→ Your assignment
Pick out every line in the data below that holds "JSON".
━━━ Data to examine
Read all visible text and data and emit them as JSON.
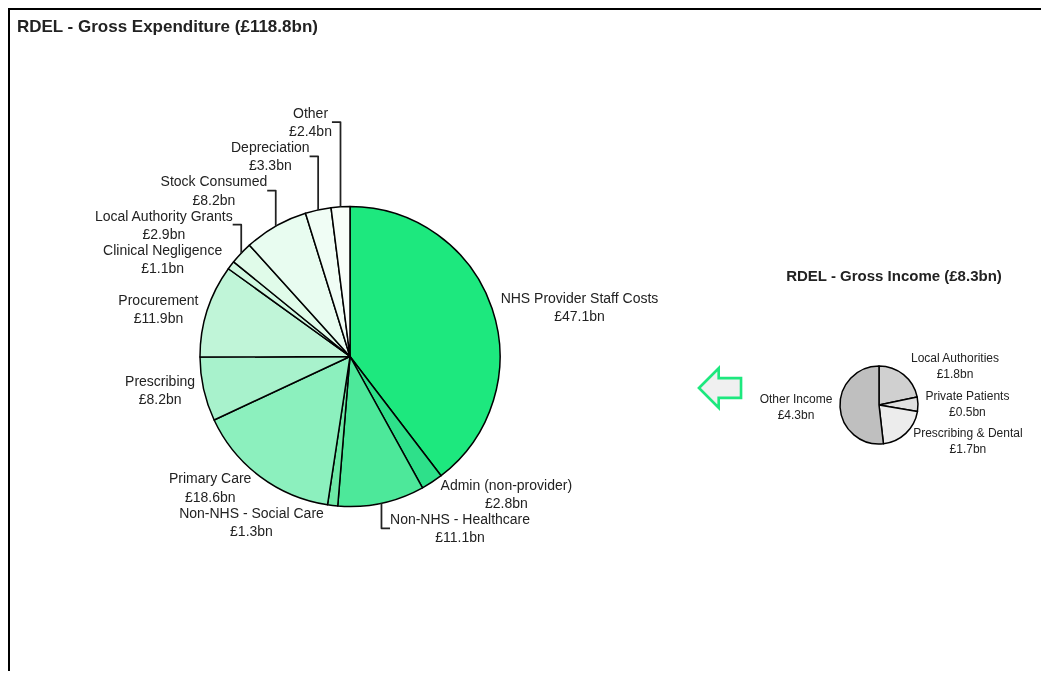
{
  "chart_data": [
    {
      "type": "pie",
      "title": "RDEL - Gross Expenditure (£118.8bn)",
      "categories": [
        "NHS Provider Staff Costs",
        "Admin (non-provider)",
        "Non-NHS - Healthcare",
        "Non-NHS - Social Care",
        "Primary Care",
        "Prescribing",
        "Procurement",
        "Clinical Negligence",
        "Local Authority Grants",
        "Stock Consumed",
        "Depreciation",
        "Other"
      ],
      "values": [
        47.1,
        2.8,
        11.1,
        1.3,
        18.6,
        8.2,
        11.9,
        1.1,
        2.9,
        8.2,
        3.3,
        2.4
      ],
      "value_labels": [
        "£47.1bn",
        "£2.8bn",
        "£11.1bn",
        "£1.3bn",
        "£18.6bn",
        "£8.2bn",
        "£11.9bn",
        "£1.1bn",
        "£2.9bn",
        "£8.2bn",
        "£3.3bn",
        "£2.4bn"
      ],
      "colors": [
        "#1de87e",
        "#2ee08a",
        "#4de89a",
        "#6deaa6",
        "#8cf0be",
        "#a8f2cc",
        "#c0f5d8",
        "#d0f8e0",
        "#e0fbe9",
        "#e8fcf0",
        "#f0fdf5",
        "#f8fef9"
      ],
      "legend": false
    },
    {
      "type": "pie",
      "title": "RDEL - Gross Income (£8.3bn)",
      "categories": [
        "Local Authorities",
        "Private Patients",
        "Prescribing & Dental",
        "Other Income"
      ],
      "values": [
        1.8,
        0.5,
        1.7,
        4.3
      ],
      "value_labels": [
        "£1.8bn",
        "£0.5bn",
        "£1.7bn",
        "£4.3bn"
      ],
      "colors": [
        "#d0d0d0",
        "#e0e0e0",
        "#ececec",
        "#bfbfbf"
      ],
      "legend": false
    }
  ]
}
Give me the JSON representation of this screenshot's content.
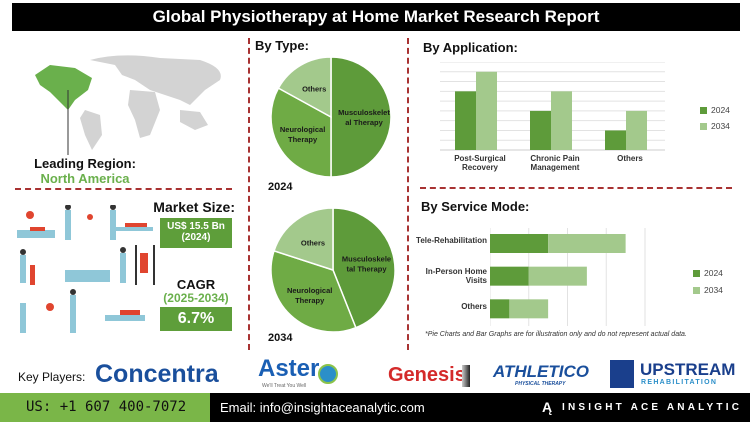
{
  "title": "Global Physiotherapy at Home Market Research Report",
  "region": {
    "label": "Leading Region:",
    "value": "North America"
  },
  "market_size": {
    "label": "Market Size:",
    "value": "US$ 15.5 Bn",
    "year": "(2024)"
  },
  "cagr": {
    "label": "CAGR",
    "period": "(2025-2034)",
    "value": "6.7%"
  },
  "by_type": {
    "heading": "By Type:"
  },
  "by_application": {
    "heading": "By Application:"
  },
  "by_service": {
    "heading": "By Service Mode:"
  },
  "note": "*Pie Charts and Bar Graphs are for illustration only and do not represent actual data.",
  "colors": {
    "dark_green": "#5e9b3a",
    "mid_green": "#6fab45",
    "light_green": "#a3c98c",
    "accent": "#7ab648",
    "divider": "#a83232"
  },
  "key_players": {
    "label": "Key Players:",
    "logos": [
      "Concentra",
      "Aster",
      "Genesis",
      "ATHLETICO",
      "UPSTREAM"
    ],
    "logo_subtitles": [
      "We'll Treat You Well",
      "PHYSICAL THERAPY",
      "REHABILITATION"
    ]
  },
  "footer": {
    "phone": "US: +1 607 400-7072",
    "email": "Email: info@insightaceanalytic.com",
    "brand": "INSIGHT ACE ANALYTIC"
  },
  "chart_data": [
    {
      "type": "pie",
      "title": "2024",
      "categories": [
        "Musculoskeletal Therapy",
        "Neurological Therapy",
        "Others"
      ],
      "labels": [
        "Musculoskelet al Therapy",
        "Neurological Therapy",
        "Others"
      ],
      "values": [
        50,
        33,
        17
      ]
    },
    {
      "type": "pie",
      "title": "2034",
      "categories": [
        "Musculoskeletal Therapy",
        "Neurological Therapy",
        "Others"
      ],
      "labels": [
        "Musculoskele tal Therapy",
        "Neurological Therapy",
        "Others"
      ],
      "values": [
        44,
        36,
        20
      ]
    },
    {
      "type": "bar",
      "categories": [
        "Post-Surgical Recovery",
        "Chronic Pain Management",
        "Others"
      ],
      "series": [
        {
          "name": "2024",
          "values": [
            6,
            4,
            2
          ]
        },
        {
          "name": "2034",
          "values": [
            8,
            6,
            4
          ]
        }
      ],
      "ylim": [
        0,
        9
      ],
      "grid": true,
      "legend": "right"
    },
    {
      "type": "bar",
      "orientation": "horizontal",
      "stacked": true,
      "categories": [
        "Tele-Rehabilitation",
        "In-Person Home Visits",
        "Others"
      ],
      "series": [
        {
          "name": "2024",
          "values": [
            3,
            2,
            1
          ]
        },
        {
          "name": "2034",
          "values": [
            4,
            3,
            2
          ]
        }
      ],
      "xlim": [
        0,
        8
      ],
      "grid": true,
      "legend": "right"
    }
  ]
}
━━━━━━
━━━ Data to examine
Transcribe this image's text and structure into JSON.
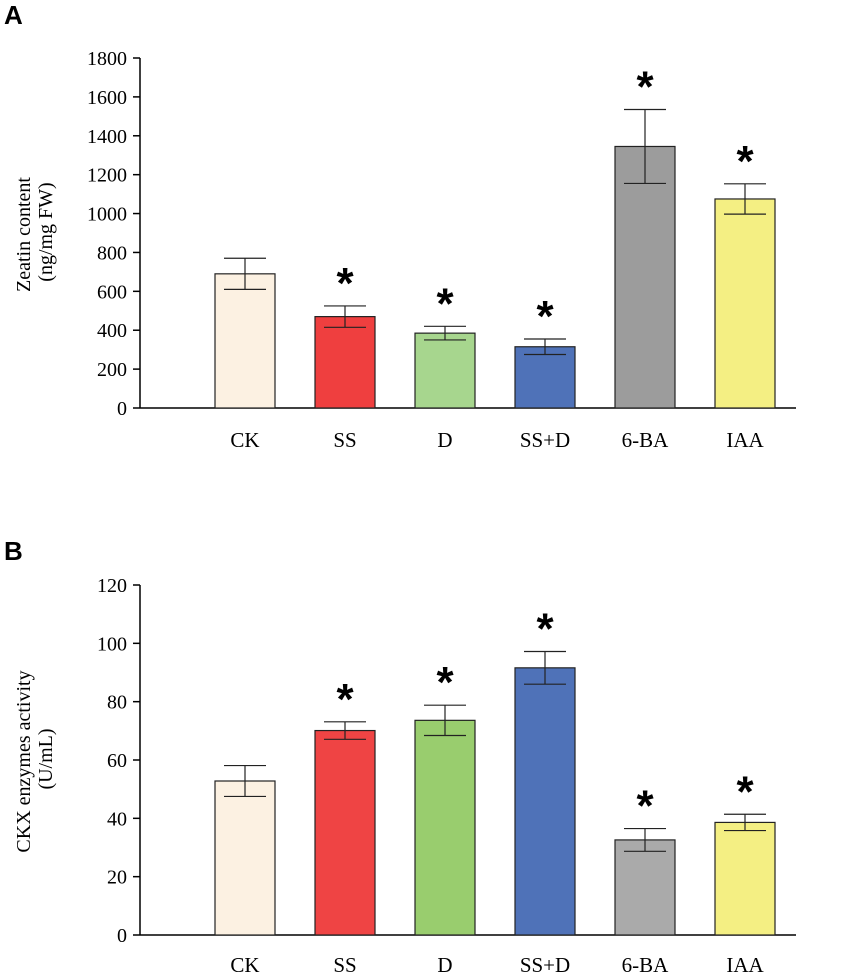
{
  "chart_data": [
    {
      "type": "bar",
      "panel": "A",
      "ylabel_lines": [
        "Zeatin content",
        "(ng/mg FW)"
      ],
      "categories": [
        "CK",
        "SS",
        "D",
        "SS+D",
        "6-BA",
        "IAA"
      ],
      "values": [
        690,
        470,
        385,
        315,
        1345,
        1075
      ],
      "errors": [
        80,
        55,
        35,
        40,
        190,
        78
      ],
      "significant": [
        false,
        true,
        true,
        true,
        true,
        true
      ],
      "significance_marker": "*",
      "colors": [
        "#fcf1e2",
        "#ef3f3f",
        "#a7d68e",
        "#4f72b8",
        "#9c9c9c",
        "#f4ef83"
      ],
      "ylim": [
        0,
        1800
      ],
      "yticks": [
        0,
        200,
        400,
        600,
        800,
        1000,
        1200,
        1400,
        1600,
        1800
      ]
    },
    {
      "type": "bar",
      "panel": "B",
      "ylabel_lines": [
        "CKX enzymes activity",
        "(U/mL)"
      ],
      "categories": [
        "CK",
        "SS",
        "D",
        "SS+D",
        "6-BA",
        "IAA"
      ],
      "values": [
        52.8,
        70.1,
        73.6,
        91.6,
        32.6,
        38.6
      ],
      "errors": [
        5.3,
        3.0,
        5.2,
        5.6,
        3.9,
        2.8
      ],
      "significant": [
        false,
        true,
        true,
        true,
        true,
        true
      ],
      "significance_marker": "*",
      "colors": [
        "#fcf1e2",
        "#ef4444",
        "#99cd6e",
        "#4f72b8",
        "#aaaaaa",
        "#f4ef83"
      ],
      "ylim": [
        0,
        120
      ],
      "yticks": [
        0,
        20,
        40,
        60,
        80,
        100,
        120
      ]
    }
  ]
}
━━━━━━
→ The answer
Read all visible text and data and emit them as JSON.
Give me the JSON representation of this screenshot's content.
Transcribe this image's text and structure into JSON.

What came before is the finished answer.